Rows from a dataset:
....

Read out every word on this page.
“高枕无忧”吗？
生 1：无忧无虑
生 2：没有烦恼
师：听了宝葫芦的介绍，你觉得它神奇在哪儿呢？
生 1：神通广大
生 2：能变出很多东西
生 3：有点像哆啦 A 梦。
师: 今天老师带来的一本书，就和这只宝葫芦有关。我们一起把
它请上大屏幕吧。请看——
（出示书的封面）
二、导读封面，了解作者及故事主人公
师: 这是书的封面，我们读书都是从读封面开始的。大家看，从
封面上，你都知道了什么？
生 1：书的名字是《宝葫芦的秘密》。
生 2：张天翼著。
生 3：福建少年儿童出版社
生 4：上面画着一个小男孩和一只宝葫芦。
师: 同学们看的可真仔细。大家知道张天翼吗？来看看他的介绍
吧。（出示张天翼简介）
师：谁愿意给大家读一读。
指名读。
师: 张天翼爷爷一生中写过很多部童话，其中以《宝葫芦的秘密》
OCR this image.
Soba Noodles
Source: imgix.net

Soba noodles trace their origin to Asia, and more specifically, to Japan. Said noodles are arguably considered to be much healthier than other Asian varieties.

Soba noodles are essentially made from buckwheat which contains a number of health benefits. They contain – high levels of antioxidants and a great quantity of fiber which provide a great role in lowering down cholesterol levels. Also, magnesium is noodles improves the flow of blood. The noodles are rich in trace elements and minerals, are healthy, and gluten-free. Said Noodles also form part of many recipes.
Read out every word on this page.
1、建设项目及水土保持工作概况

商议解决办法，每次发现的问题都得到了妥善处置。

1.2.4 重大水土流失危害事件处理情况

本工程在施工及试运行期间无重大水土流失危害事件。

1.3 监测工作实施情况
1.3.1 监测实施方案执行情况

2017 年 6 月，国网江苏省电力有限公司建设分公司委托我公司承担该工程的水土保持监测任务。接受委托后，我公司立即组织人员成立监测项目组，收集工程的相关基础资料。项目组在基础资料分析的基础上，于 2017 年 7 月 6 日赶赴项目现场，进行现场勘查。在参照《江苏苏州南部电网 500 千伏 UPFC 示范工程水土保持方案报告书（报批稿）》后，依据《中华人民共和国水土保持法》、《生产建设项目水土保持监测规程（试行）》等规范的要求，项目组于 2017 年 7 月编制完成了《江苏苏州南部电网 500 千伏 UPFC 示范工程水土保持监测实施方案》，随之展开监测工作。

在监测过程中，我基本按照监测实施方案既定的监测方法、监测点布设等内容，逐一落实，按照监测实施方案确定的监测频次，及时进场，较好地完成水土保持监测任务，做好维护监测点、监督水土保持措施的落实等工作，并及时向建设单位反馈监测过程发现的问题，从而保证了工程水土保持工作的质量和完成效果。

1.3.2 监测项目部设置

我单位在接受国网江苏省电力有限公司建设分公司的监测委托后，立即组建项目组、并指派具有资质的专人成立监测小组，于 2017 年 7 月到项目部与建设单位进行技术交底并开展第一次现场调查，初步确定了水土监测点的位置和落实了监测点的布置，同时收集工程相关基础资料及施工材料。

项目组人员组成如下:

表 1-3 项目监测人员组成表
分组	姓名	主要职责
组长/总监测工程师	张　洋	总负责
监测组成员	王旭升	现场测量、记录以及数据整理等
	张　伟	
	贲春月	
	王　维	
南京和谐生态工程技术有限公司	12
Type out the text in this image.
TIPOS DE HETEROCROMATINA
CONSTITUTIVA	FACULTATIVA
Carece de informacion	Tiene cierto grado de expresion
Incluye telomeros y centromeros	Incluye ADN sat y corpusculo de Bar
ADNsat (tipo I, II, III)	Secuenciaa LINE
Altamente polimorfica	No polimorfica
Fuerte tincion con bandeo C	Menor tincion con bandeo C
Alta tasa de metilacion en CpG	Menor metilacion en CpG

....

■ PROBLEM TO SOLVE: Repeat all entries. Match them exactly.

■ OUTPUT:
Read out every word on this page.
“高枕无忧”吗？
生 1：无忧无虑
生 2：没有烦恼
师：听了宝葫芦的介绍，你觉得它神奇在哪儿呢？
生 1：神通广大
生 2：能变出很多东西
生 3：有点像哆啦 A 梦。
师: 今天老师带来的一本书，就和这只宝葫芦有关。我们一起把
它请上大屏幕吧。请看——
（出示书的封面）
二、导读封面，了解作者及故事主人公
师: 这是书的封面，我们读书都是从读封面开始的。大家看，从
封面上，你都知道了什么？
生 1：书的名字是《宝葫芦的秘密》。
生 2：张天翼著。
生 3：福建少年儿童出版社
生 4：上面画着一个小男孩和一只宝葫芦。
师: 同学们看的可真仔细。大家知道张天翼吗？来看看他的介绍
吧。（出示张天翼简介）
师：谁愿意给大家读一读。
指名读。
师: 张天翼爷爷一生中写过很多部童话，其中以《宝葫芦的秘密》
OCR this image.
Soba Noodles
Source: imgix.net

Soba noodles trace their origin to Asia, and more specifically, to Japan. Said noodles are arguably considered to be much healthier than other Asian varieties.

Soba noodles are essentially made from buckwheat which contains a number of health benefits. They contain – high levels of antioxidants and a great quantity of fiber which provide a great role in lowering down cholesterol levels. Also, magnesium is noodles improves the flow of blood. The noodles are rich in trace elements and minerals, are healthy, and gluten-free. Said Noodles also form part of many recipes.
Read out every word on this page.
1、建设项目及水土保持工作概况

商议解决办法，每次发现的问题都得到了妥善处置。

1.2.4 重大水土流失危害事件处理情况

本工程在施工及试运行期间无重大水土流失危害事件。

1.3 监测工作实施情况
1.3.1 监测实施方案执行情况

2017 年 6 月，国网江苏省电力有限公司建设分公司委托我公司承担该工程的水土保持监测任务。接受委托后，我公司立即组织人员成立监测项目组，收集工程的相关基础资料。项目组在基础资料分析的基础上，于 2017 年 7 月 6 日赶赴项目现场，进行现场勘查。在参照《江苏苏州南部电网 500 千伏 UPFC 示范工程水土保持方案报告书（报批稿）》后，依据《中华人民共和国水土保持法》、《生产建设项目水土保持监测规程（试行）》等规范的要求，项目组于 2017 年 7 月编制完成了《江苏苏州南部电网 500 千伏 UPFC 示范工程水土保持监测实施方案》，随之展开监测工作。

在监测过程中，我基本按照监测实施方案既定的监测方法、监测点布设等内容，逐一落实，按照监测实施方案确定的监测频次，及时进场，较好地完成水土保持监测任务，做好维护监测点、监督水土保持措施的落实等工作，并及时向建设单位反馈监测过程发现的问题，从而保证了工程水土保持工作的质量和完成效果。

1.3.2 监测项目部设置

我单位在接受国网江苏省电力有限公司建设分公司的监测委托后，立即组建项目组、并指派具有资质的专人成立监测小组，于 2017 年 7 月到项目部与建设单位进行技术交底并开展第一次现场调查，初步确定了水土监测点的位置和落实了监测点的布置，同时收集工程相关基础资料及施工材料。

项目组人员组成如下:

表 1-3 项目监测人员组成表
分组	姓名	主要职责
组长/总监测工程师	张　洋	总负责
监测组成员	王旭升	现场测量、记录以及数据整理等
	张　伟	
	贲春月	
	王　维	
南京和谐生态工程技术有限公司	12
Type out the text in this image.
TIPOS DE HETEROCROMATINA
CONSTITUTIVA	FACULTATIVA
Carece de informacion	Tiene cierto grado de expresion
Incluye telomeros y centromeros	Incluye ADN sat y corpusculo de Bar
ADNsat (tipo I, II, III)	Secuenciaa LINE
Altamente polimorfica	No polimorfica
Fuerte tincion con bandeo C	Menor tincion con bandeo C
Alta tasa de metilacion en CpG	Menor metilacion en CpG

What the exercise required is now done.